* _Instructions to follow_:
Transcribe the records below exactly.

################

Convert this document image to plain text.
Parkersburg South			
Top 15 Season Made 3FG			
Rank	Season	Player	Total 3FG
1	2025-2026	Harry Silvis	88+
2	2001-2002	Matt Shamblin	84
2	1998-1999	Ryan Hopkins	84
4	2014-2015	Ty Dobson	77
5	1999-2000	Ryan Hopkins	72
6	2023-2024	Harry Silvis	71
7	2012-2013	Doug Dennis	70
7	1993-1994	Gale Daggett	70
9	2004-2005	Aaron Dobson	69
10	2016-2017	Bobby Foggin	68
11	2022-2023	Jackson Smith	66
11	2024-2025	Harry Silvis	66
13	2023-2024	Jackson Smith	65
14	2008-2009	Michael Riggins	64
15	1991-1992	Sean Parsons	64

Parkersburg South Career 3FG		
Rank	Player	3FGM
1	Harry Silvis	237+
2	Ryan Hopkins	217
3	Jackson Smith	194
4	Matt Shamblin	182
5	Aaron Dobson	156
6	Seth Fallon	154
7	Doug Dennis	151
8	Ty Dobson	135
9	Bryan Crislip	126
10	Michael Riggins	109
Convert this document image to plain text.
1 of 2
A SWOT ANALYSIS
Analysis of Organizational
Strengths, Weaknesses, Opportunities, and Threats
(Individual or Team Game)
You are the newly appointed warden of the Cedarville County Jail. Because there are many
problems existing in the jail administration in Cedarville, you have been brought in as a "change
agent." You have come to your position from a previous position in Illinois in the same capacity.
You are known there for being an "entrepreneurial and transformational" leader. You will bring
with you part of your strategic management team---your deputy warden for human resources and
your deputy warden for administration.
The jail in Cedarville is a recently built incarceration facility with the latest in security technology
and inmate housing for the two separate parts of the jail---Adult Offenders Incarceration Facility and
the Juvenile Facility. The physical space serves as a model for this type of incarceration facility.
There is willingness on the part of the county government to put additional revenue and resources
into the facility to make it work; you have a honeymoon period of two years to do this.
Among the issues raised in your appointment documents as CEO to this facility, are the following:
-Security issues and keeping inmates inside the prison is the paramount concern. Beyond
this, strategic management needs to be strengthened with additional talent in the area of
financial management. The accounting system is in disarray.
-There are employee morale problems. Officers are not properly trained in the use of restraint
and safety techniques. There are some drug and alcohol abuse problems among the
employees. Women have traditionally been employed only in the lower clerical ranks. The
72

################

* _Solution to this task_:
Convert this document image to plain text.
Parkersburg South			
Top 15 Season Made 3FG			
Rank	Season	Player	Total 3FG
1	2025-2026	Harry Silvis	88+
2	2001-2002	Matt Shamblin	84
2	1998-1999	Ryan Hopkins	84
4	2014-2015	Ty Dobson	77
5	1999-2000	Ryan Hopkins	72
6	2023-2024	Harry Silvis	71
7	2012-2013	Doug Dennis	70
7	1993-1994	Gale Daggett	70
9	2004-2005	Aaron Dobson	69
10	2016-2017	Bobby Foggin	68
11	2022-2023	Jackson Smith	66
11	2024-2025	Harry Silvis	66
13	2023-2024	Jackson Smith	65
14	2008-2009	Michael Riggins	64
15	1991-1992	Sean Parsons	64

Parkersburg South Career 3FG		
Rank	Player	3FGM
1	Harry Silvis	237+
2	Ryan Hopkins	217
3	Jackson Smith	194
4	Matt Shamblin	182
5	Aaron Dobson	156
6	Seth Fallon	154
7	Doug Dennis	151
8	Ty Dobson	135
9	Bryan Crislip	126
10	Michael Riggins	109
Convert this document image to plain text.
1 of 2
A SWOT ANALYSIS
Analysis of Organizational
Strengths, Weaknesses, Opportunities, and Threats
(Individual or Team Game)
You are the newly appointed warden of the Cedarville County Jail. Because there are many
problems existing in the jail administration in Cedarville, you have been brought in as a "change
agent." You have come to your position from a previous position in Illinois in the same capacity.
You are known there for being an "entrepreneurial and transformational" leader. You will bring
with you part of your strategic management team---your deputy warden for human resources and
your deputy warden for administration.
The jail in Cedarville is a recently built incarceration facility with the latest in security technology
and inmate housing for the two separate parts of the jail---Adult Offenders Incarceration Facility and
the Juvenile Facility. The physical space serves as a model for this type of incarceration facility.
There is willingness on the part of the county government to put additional revenue and resources
into the facility to make it work; you have a honeymoon period of two years to do this.
Among the issues raised in your appointment documents as CEO to this facility, are the following:
-Security issues and keeping inmates inside the prison is the paramount concern. Beyond
this, strategic management needs to be strengthened with additional talent in the area of
financial management. The accounting system is in disarray.
-There are employee morale problems. Officers are not properly trained in the use of restraint
and safety techniques. There are some drug and alcohol abuse problems among the
employees. Women have traditionally been employed only in the lower clerical ranks. The
72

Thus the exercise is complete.